• What you need to do
Check every line of the entries for "image", and copy the lines that hold it.

• Recorded information

========

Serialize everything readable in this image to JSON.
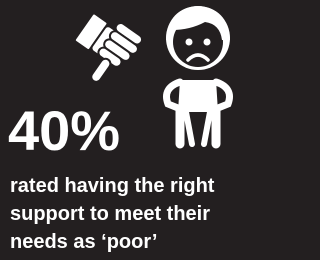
{
  "stat": "40%",
  "caption": {
    "lines": [
      "rated having the right",
      "support to meet their",
      "needs as ‘poor’"
    ]
  }
}
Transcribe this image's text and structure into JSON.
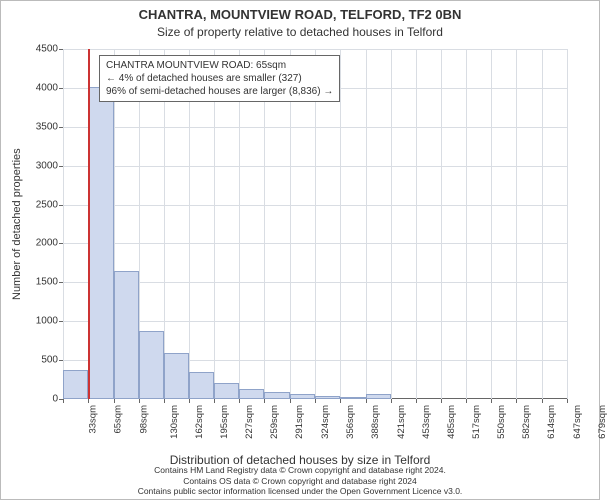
{
  "title_line1": "CHANTRA, MOUNTVIEW ROAD, TELFORD, TF2 0BN",
  "title_line2": "Size of property relative to detached houses in Telford",
  "ylabel": "Number of detached properties",
  "xlabel": "Distribution of detached houses by size in Telford",
  "attribution_line1": "Contains HM Land Registry data © Crown copyright and database right 2024.",
  "attribution_line2": "Contains OS data © Crown copyright and database right 2024",
  "attribution_line3": "Contains public sector information licensed under the Open Government Licence v3.0.",
  "chart": {
    "type": "histogram",
    "background_color": "#ffffff",
    "grid_color": "#d9dde3",
    "axis_color": "#666666",
    "bar_fill": "#cfd9ee",
    "bar_stroke": "#8fa3c9",
    "marker_color": "#cc3333",
    "marker_value": 65,
    "title_fontsize": 13,
    "subtitle_fontsize": 12,
    "label_fontsize": 11,
    "tick_fontsize": 10,
    "bar_width_ratio": 1.0,
    "x_bins": [
      33,
      65,
      98,
      130,
      162,
      195,
      227,
      259,
      291,
      324,
      356,
      388,
      421,
      453,
      485,
      517,
      550,
      582,
      614,
      647,
      679
    ],
    "x_tick_labels": [
      "33sqm",
      "65sqm",
      "98sqm",
      "130sqm",
      "162sqm",
      "195sqm",
      "227sqm",
      "259sqm",
      "291sqm",
      "324sqm",
      "356sqm",
      "388sqm",
      "421sqm",
      "453sqm",
      "485sqm",
      "517sqm",
      "550sqm",
      "582sqm",
      "614sqm",
      "647sqm",
      "679sqm"
    ],
    "y_values": [
      370,
      4010,
      1640,
      880,
      590,
      350,
      200,
      130,
      90,
      60,
      40,
      30,
      60,
      0,
      0,
      0,
      0,
      0,
      0,
      0
    ],
    "ylim": [
      0,
      4500
    ],
    "y_ticks": [
      0,
      500,
      1000,
      1500,
      2000,
      2500,
      3000,
      3500,
      4000,
      4500
    ],
    "xlim": [
      33,
      679
    ]
  },
  "annotation": {
    "line1": "CHANTRA MOUNTVIEW ROAD: 65sqm",
    "line2": "← 4% of detached houses are smaller (327)",
    "line3": "96% of semi-detached houses are larger (8,836) →",
    "box_border": "#666666",
    "box_bg": "#ffffff",
    "fontsize": 10
  }
}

========

• Response below
Serialize everything readable in this image to JSON.
Transcribe this image's text and structure into JSON.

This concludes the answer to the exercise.